• _RECORD EXCERPTS_
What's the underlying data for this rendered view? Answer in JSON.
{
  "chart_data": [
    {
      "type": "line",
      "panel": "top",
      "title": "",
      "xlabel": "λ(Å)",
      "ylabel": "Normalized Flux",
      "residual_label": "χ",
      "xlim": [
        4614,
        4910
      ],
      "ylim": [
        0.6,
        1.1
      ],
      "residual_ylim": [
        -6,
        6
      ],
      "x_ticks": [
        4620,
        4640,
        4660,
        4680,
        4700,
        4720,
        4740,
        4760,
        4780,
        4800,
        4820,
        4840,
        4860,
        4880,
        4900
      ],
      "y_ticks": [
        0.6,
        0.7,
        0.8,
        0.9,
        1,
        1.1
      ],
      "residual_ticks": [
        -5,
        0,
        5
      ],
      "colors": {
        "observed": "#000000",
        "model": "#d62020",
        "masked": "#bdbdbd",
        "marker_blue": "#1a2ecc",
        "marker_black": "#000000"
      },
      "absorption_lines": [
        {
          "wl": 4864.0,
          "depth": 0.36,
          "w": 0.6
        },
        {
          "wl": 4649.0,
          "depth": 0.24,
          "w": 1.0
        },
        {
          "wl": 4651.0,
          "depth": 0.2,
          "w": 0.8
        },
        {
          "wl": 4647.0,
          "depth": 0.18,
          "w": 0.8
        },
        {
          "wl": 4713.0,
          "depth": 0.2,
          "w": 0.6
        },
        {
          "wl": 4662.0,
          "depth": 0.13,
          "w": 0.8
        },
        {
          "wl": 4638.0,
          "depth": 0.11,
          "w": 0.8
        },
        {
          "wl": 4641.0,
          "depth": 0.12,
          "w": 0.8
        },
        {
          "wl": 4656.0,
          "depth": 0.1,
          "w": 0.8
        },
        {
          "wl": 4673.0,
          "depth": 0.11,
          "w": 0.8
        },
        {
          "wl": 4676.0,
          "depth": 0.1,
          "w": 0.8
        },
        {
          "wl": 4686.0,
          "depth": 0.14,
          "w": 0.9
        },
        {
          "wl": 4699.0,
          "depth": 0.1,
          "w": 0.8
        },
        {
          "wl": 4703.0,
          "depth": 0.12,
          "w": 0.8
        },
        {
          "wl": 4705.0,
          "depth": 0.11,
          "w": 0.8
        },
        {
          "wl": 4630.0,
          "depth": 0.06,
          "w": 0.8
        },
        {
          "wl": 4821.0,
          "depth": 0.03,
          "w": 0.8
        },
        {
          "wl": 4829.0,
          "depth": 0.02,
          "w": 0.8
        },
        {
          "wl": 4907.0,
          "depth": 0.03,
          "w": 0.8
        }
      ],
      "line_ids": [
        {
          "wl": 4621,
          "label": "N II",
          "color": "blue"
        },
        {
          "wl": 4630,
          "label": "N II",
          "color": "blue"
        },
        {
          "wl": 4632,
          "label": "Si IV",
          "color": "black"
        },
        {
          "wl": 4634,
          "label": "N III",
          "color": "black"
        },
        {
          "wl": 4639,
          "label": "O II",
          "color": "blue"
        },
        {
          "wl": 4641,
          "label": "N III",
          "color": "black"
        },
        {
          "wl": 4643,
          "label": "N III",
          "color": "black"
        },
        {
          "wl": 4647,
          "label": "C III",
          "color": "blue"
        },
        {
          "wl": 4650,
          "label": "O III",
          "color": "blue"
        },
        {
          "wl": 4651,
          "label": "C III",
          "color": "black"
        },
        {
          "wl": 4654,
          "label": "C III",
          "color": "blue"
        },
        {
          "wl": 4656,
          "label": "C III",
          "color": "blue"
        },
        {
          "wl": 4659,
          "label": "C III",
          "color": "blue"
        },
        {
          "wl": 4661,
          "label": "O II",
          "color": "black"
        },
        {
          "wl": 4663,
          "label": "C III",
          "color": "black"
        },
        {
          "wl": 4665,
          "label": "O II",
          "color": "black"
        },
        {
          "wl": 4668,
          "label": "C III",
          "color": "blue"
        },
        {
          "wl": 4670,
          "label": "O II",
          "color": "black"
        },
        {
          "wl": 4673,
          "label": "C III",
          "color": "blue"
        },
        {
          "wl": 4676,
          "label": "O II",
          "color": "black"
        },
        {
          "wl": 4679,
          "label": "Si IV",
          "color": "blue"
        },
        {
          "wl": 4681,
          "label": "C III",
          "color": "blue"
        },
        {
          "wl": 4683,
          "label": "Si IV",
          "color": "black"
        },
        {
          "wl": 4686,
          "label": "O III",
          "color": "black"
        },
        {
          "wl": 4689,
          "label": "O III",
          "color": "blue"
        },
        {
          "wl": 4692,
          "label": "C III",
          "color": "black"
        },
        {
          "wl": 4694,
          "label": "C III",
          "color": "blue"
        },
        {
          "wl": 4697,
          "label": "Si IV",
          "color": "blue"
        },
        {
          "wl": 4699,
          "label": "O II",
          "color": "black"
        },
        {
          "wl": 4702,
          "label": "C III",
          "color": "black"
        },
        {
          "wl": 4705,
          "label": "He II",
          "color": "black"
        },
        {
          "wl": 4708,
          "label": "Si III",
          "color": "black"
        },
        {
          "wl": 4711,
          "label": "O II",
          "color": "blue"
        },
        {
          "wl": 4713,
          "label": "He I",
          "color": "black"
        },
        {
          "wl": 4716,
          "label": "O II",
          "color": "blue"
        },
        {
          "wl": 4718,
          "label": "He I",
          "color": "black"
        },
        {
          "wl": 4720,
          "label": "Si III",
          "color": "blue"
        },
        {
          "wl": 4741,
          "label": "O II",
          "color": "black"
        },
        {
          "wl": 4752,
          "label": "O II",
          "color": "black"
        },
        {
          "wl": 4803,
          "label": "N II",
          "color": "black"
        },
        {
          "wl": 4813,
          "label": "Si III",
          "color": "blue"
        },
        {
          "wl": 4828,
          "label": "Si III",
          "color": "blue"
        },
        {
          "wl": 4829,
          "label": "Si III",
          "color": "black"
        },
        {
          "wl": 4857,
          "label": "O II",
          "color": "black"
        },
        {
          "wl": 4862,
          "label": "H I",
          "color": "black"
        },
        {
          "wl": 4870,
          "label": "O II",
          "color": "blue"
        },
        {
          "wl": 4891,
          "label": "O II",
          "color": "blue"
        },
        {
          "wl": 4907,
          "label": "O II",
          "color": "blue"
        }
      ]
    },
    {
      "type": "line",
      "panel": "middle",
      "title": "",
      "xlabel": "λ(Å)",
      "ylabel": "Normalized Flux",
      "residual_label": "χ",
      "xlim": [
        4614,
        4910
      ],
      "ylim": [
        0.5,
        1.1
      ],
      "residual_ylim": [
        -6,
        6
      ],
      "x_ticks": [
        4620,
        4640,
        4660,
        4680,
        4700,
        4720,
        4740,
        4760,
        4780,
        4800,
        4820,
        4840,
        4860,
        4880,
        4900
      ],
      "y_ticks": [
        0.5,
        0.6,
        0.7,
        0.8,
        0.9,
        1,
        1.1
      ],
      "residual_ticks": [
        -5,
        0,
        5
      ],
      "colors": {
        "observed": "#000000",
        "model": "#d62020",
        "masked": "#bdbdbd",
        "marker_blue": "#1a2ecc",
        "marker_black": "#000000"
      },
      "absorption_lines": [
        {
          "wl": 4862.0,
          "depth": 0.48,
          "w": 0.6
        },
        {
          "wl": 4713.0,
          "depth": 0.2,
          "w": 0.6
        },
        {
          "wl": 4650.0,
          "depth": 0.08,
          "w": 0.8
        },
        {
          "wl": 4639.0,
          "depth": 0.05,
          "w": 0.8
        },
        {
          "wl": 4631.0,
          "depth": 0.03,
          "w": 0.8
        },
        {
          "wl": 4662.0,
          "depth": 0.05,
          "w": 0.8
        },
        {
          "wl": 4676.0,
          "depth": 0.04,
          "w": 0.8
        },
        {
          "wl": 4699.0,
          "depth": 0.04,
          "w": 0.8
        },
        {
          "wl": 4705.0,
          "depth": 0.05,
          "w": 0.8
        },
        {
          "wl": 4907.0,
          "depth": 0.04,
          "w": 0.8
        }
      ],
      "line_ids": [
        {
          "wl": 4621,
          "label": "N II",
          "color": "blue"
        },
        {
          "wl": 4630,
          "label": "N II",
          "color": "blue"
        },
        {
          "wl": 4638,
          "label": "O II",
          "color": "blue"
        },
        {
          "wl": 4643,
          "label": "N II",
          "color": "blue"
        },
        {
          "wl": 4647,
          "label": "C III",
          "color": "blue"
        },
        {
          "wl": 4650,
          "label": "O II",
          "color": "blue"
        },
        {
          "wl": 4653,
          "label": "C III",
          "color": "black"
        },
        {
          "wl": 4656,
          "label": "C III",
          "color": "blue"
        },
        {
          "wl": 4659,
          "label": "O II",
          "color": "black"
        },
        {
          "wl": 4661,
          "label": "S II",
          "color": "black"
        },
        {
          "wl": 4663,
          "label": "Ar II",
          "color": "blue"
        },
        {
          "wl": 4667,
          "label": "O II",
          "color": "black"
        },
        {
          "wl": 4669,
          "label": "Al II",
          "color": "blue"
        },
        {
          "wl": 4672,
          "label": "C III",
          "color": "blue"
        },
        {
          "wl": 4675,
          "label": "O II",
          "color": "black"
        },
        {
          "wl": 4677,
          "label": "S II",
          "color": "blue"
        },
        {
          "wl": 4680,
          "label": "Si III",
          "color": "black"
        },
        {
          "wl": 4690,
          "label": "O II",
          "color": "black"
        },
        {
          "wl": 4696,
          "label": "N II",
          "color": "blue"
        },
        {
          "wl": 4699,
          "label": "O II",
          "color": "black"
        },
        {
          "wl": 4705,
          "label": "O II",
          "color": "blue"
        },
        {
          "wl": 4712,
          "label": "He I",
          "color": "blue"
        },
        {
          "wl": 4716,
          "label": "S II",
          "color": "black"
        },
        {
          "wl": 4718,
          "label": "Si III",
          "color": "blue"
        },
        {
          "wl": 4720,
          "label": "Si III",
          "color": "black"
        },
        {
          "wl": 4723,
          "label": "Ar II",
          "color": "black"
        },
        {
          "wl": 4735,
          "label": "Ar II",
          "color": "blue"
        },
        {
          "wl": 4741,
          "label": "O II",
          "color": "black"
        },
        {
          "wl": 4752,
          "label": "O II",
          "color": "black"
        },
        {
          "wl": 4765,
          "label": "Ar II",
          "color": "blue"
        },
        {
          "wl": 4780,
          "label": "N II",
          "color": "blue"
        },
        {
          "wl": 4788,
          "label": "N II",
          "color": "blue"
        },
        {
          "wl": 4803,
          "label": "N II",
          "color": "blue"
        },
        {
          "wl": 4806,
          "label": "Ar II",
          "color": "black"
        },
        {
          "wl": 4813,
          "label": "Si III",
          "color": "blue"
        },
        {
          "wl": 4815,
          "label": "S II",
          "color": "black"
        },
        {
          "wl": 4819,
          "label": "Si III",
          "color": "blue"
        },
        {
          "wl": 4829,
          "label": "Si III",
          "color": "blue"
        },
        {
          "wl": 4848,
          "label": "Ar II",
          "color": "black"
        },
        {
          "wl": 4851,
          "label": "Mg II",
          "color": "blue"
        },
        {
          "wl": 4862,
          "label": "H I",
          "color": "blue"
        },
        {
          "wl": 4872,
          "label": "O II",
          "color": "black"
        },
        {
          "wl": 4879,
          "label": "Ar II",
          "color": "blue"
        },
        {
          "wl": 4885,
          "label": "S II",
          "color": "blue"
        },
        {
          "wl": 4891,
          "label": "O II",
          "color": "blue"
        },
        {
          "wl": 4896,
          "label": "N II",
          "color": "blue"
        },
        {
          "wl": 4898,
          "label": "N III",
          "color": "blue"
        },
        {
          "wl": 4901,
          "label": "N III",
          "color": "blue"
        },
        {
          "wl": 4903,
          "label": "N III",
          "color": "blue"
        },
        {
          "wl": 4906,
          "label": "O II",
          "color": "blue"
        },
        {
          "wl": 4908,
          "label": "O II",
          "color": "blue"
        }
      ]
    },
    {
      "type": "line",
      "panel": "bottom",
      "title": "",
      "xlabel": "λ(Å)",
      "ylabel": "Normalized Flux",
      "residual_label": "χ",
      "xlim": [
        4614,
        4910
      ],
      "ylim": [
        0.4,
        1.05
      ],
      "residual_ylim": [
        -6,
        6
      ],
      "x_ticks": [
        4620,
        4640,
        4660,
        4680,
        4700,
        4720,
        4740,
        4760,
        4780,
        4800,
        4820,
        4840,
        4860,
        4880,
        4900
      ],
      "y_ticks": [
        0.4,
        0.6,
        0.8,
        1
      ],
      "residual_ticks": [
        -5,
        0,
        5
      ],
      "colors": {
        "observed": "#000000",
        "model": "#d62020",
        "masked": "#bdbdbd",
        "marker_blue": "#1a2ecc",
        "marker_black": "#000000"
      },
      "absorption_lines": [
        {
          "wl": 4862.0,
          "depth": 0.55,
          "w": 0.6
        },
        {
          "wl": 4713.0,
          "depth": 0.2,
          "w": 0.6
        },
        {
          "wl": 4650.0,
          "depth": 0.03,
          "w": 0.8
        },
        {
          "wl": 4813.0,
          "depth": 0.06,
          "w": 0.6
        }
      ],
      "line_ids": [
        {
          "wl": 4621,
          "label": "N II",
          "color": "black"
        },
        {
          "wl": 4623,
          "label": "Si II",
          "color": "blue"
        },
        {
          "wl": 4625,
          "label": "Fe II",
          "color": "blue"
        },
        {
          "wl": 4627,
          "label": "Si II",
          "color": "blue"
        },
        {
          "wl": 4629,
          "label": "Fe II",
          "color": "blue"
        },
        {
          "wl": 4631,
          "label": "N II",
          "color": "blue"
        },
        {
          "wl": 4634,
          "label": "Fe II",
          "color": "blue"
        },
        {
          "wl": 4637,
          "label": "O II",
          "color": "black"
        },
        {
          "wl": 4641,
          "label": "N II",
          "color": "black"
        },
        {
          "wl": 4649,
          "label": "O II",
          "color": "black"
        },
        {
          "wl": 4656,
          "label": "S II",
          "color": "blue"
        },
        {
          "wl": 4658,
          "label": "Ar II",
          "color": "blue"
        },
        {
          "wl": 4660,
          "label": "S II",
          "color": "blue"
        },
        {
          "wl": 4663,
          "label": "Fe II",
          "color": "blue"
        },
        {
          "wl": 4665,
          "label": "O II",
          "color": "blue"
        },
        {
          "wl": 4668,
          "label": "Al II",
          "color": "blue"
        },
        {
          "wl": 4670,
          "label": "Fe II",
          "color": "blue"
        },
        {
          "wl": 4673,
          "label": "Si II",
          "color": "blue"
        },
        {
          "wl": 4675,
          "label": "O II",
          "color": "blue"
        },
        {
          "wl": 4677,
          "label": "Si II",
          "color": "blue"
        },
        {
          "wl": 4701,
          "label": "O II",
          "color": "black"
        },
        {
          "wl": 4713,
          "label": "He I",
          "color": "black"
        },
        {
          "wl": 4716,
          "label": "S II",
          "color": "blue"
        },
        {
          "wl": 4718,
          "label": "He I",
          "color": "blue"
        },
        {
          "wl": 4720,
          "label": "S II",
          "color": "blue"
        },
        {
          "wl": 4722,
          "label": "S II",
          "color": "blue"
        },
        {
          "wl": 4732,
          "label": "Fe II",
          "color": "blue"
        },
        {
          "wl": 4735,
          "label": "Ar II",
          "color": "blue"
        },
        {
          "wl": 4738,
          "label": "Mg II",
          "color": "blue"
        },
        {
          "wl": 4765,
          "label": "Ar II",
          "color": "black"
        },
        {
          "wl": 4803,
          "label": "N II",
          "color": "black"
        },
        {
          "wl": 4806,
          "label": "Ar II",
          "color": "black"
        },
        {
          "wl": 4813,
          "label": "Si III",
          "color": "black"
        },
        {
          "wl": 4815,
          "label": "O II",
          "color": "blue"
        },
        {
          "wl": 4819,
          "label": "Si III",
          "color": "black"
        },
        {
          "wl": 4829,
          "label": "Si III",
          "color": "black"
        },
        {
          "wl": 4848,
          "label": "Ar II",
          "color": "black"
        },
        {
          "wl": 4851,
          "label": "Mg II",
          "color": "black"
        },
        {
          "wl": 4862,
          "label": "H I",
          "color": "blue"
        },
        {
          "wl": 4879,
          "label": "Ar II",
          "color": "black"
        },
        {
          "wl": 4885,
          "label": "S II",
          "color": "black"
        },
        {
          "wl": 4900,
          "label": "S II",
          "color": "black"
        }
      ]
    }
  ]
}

• _EXERCISE REQUIREMENTS_
In the lines above, find each one with "panel" and list it.

• _RESULT OF THE TASK_
      "panel": "top",
      "panel": "middle",
      "panel": "bottom",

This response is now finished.